Goal of the exercise ->
Represent every line of the data below as a JSON list of strings, with one string per line and blank lines omitted.

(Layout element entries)
— Begin —

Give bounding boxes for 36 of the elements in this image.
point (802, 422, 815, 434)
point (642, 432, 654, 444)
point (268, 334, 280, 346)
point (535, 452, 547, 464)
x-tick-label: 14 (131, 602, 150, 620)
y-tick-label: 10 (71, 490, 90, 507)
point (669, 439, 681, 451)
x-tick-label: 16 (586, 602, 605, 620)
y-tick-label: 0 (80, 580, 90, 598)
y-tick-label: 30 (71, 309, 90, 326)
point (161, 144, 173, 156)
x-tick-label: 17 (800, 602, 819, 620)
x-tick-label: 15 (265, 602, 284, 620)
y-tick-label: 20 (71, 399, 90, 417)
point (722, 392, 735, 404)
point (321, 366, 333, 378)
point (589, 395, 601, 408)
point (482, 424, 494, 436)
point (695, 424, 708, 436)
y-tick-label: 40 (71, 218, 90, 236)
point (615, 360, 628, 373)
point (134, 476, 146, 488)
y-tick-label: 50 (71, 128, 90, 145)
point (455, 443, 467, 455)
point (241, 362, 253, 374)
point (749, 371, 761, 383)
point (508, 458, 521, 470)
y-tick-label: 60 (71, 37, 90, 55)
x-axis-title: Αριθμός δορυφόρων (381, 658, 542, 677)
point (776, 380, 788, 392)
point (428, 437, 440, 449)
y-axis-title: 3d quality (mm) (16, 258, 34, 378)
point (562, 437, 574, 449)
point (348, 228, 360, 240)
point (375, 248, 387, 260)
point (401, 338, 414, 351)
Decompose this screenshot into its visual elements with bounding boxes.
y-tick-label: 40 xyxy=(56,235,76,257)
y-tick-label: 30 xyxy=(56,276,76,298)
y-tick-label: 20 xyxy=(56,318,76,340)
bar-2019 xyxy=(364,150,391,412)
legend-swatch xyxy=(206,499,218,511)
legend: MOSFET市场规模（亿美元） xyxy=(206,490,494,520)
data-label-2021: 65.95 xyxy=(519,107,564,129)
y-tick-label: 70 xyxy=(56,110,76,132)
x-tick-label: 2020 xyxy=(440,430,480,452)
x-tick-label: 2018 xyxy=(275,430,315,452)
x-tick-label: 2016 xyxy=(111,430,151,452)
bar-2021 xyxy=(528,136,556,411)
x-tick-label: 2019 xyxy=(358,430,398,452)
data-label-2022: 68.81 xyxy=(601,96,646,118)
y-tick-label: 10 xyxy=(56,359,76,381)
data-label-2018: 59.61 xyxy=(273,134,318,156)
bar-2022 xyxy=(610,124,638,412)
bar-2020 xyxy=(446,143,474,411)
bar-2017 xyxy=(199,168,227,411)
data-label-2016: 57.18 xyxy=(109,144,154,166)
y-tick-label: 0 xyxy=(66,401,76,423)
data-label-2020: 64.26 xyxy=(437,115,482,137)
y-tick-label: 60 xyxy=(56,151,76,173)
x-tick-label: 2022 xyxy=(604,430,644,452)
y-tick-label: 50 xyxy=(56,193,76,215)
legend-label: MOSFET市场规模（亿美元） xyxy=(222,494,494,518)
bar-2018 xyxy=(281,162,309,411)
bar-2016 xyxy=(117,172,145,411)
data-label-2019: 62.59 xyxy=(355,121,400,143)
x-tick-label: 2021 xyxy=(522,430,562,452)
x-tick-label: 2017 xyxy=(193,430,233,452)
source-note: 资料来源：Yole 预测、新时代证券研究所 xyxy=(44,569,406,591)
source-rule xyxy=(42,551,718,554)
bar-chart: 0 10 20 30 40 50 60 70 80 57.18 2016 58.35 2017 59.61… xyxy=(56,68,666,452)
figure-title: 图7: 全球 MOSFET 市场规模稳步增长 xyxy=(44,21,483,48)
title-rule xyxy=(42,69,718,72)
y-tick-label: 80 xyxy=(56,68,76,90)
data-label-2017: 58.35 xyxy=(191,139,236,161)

— End —

Answer below ->
[
  "Give bounding boxes for 36 of the elements in this image.",
  "point (802, 422, 815, 434)",
  "point (642, 432, 654, 444)",
  "point (268, 334, 280, 346)",
  "point (535, 452, 547, 464)",
  "x-tick-label: 14 (131, 602, 150, 620)",
  "y-tick-label: 10 (71, 490, 90, 507)",
  "point (669, 439, 681, 451)",
  "x-tick-label: 16 (586, 602, 605, 620)",
  "y-tick-label: 0 (80, 580, 90, 598)",
  "y-tick-label: 30 (71, 309, 90, 326)",
  "point (161, 144, 173, 156)",
  "x-tick-label: 17 (800, 602, 819, 620)",
  "x-tick-label: 15 (265, 602, 284, 620)",
  "y-tick-label: 20 (71, 399, 90, 417)",
  "point (722, 392, 735, 404)",
  "point (321, 366, 333, 378)",
  "point (589, 395, 601, 408)",
  "point (482, 424, 494, 436)",
  "point (695, 424, 708, 436)",
  "y-tick-label: 40 (71, 218, 90, 236)",
  "point (615, 360, 628, 373)",
  "point (134, 476, 146, 488)",
  "y-tick-label: 50 (71, 128, 90, 145)",
  "point (455, 443, 467, 455)",
  "point (241, 362, 253, 374)",
  "point (749, 371, 761, 383)",
  "point (508, 458, 521, 470)",
  "y-tick-label: 60 (71, 37, 90, 55)",
  "x-axis-title: Αριθμός δορυφόρων (381, 658, 542, 677)",
  "point (776, 380, 788, 392)",
  "point (428, 437, 440, 449)",
  "y-axis-title: 3d quality (mm) (16, 258, 34, 378)",
  "point (562, 437, 574, 449)",
  "point (348, 228, 360, 240)",
  "point (375, 248, 387, 260)",
  "point (401, 338, 414, 351)",
  "Decompose this screenshot into its visual elements with bounding boxes.",
  "y-tick-label: 40 xyxy=(56,235,76,257)",
  "y-tick-label: 30 xyxy=(56,276,76,298)",
  "y-tick-label: 20 xyxy=(56,318,76,340)",
  "bar-2019 xyxy=(364,150,391,412)",
  "legend-swatch xyxy=(206,499,218,511)",
  "legend: MOSFET市场规模（亿美元） xyxy=(206,490,494,520)",
  "data-label-2021: 65.95 xyxy=(519,107,564,129)",
  "y-tick-label: 70 xyxy=(56,110,76,132)",
  "x-tick-label: 2020 xyxy=(440,430,480,452)",
  "x-tick-label: 2018 xyxy=(275,430,315,452)",
  "x-tick-label: 2016 xyxy=(111,430,151,452)",
  "bar-2021 xyxy=(528,136,556,411)",
  "x-tick-label: 2019 xyxy=(358,430,398,452)",
  "data-label-2022: 68.81 xyxy=(601,96,646,118)",
  "y-tick-label: 10 xyxy=(56,359,76,381)",
  "data-label-2018: 59.61 xyxy=(273,134,318,156)",
  "bar-2022 xyxy=(610,124,638,412)",
  "bar-2020 xyxy=(446,143,474,411)",
  "bar-2017 xyxy=(199,168,227,411)",
  "data-label-2016: 57.18 xyxy=(109,144,154,166)",
  "y-tick-label: 0 xyxy=(66,401,76,423)",
  "data-label-2020: 64.26 xyxy=(437,115,482,137)",
  "y-tick-label: 60 xyxy=(56,151,76,173)",
  "x-tick-label: 2022 xyxy=(604,430,644,452)",
  "y-tick-label: 50 xyxy=(56,193,76,215)",
  "legend-label: MOSFET市场规模（亿美元） xyxy=(222,494,494,518)",
  "bar-2018 xyxy=(281,162,309,411)",
  "bar-2016 xyxy=(117,172,145,411)",
  "data-label-2019: 62.59 xyxy=(355,121,400,143)",
  "x-tick-label: 2021 xyxy=(522,430,562,452)",
  "x-tick-label: 2017 xyxy=(193,430,233,452)",
  "source-note: 资料来源：Yole 预测、新时代证券研究所 xyxy=(44,569,406,591)",
  "source-rule xyxy=(42,551,718,554)",
  "bar-chart: 0 10 20 30 40 50 60 70 80 57.18 2016 58.35 2017 59.61… xyxy=(56,68,666,452)",
  "figure-title: 图7: 全球 MOSFET 市场规模稳步增长 xyxy=(44,21,483,48)",
  "title-rule xyxy=(42,69,718,72)",
  "y-tick-label: 80 xyxy=(56,68,76,90)",
  "data-label-2017: 58.35 xyxy=(191,139,236,161)"
]